(begin)
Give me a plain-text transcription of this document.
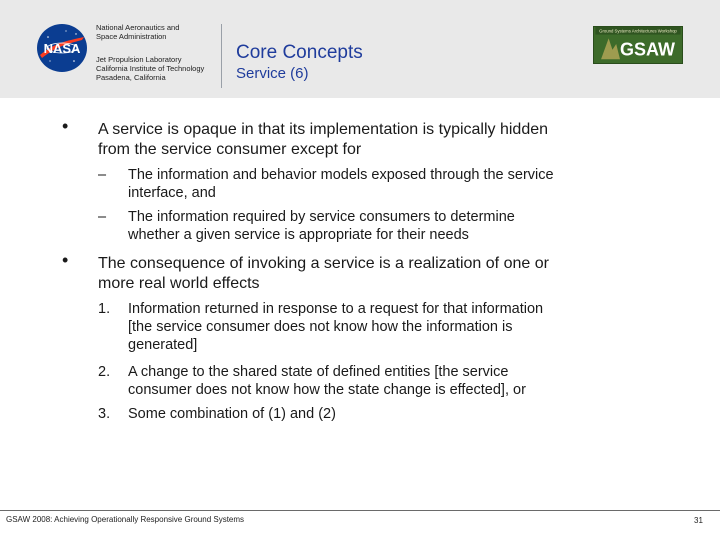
NASA
National Aeronautics and
Space Administration
Jet Propulsion Laboratory
California Institute of Technology
Pasadena, California
Core Concepts
Service (6)
Ground Systems Architectures Workshop
GSAW
• A service is opaque in that its implementation is typically hidden
from the service consumer except for
– The information and behavior models exposed through the service
interface, and
– The information required by service consumers to determine
whether a given service is appropriate for their needs
• The consequence of invoking a service is a realization of one or
more real world effects
1. Information returned in response to a request for that information
[the service consumer does not know how the information is
generated]
2. A change to the shared state of defined entities [the service
consumer does not know how the state change is effected], or
3. Some combination of (1) and (2)
GSAW 2008: Achieving Operationally Responsive Ground Systems	31
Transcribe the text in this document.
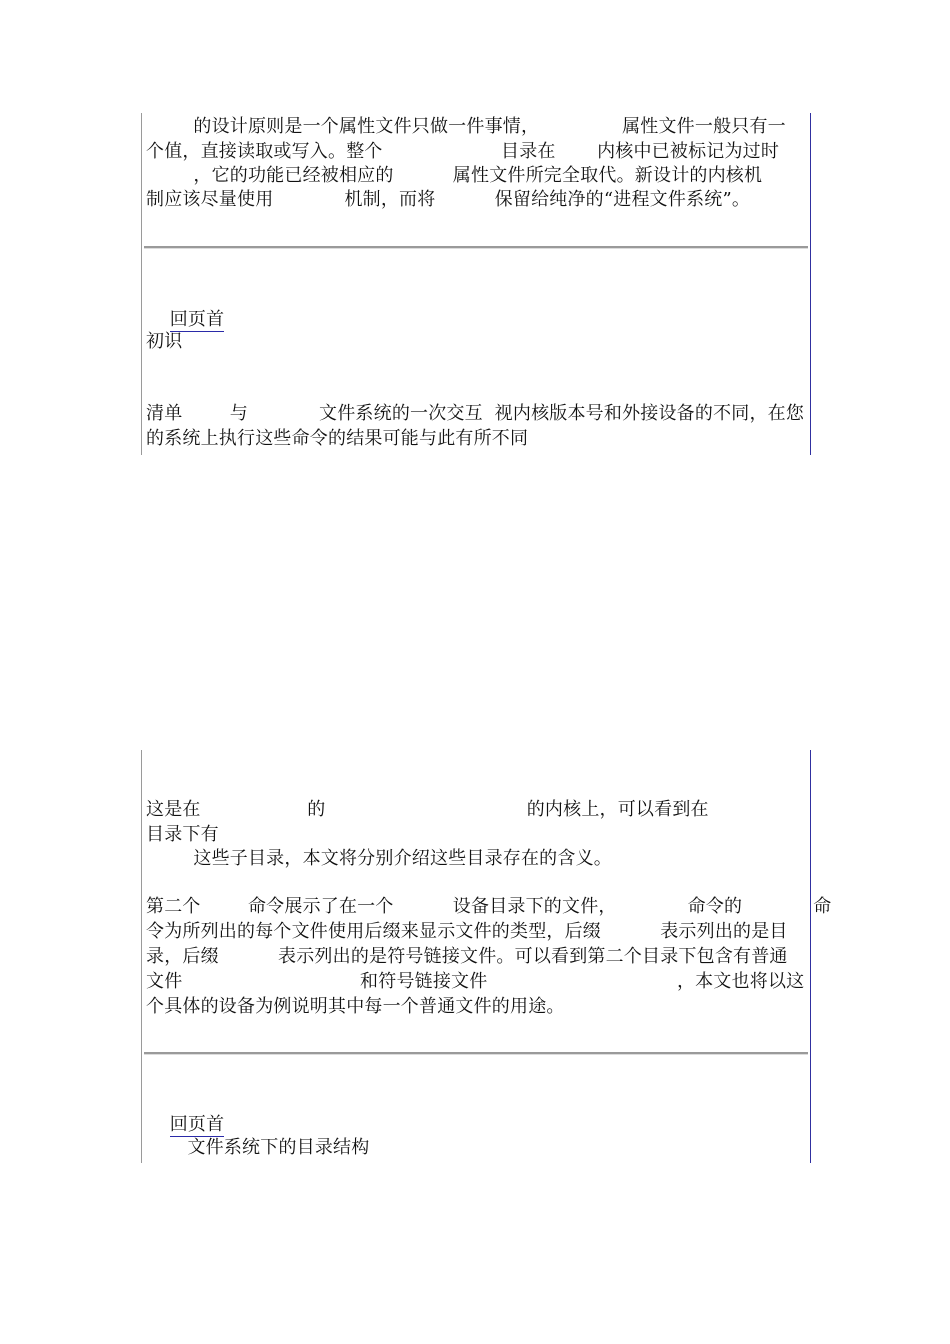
的设计原则是一个属性文件只做一件事情，              属性文件一般只有一
个值，直接读取或写入。整个                    目录在       内核中已被标记为过时
，它的功能已经被相应的          属性文件所完全取代。新设计的内核机
制应该尽量使用            机制，而将          保留给纯净的“进程文件系统”。

回页首

初识
清单        与            文件系统的一次交互  视内核版本号和外接设备的不同，在您
的系统上执行这些命令的结果可能与此有所不同
这是在                  的                                  的内核上，可以看到在
目录下有
这些子目录，本文将分别介绍这些目录存在的含义。
第二个        命令展示了在一个          设备目录下的文件，            命令的            命
令为所列出的每个文件使用后缀来显示文件的类型，后缀          表示列出的是目
录，后缀          表示列出的是符号链接文件。可以看到第二个目录下包含有普通
文件                              和符号链接文件                                ，本文也将以这
个具体的设备为例说明其中每一个普通文件的用途。

回页首

文件系统下的目录结构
(end)
Print all of the entries word for word. Skip any images they contain.

▶ _Written solution_:
Give me a plain-text transcription of this document.
NASA
National Aeronautics and
Space Administration
Jet Propulsion Laboratory
California Institute of Technology
Pasadena, California
Core Concepts
Service (6)
Ground Systems Architectures Workshop
GSAW
• A service is opaque in that its implementation is typically hidden
from the service consumer except for
– The information and behavior models exposed through the service
interface, and
– The information required by service consumers to determine
whether a given service is appropriate for their needs
• The consequence of invoking a service is a realization of one or
more real world effects
1. Information returned in response to a request for that information
[the service consumer does not know how the information is
generated]
2. A change to the shared state of defined entities [the service
consumer does not know how the state change is effected], or
3. Some combination of (1) and (2)
GSAW 2008: Achieving Operationally Responsive Ground Systems	31
Transcribe the text in this document.
的设计原则是一个属性文件只做一件事情，              属性文件一般只有一
个值，直接读取或写入。整个                    目录在       内核中已被标记为过时
，它的功能已经被相应的          属性文件所完全取代。新设计的内核机
制应该尽量使用            机制，而将          保留给纯净的“进程文件系统”。

回页首

初识
清单        与            文件系统的一次交互  视内核版本号和外接设备的不同，在您
的系统上执行这些命令的结果可能与此有所不同
这是在                  的                                  的内核上，可以看到在
目录下有
这些子目录，本文将分别介绍这些目录存在的含义。
第二个        命令展示了在一个          设备目录下的文件，            命令的            命
令为所列出的每个文件使用后缀来显示文件的类型，后缀          表示列出的是目
录，后缀          表示列出的是符号链接文件。可以看到第二个目录下包含有普通
文件                              和符号链接文件                                ，本文也将以这
个具体的设备为例说明其中每一个普通文件的用途。

回页首

文件系统下的目录结构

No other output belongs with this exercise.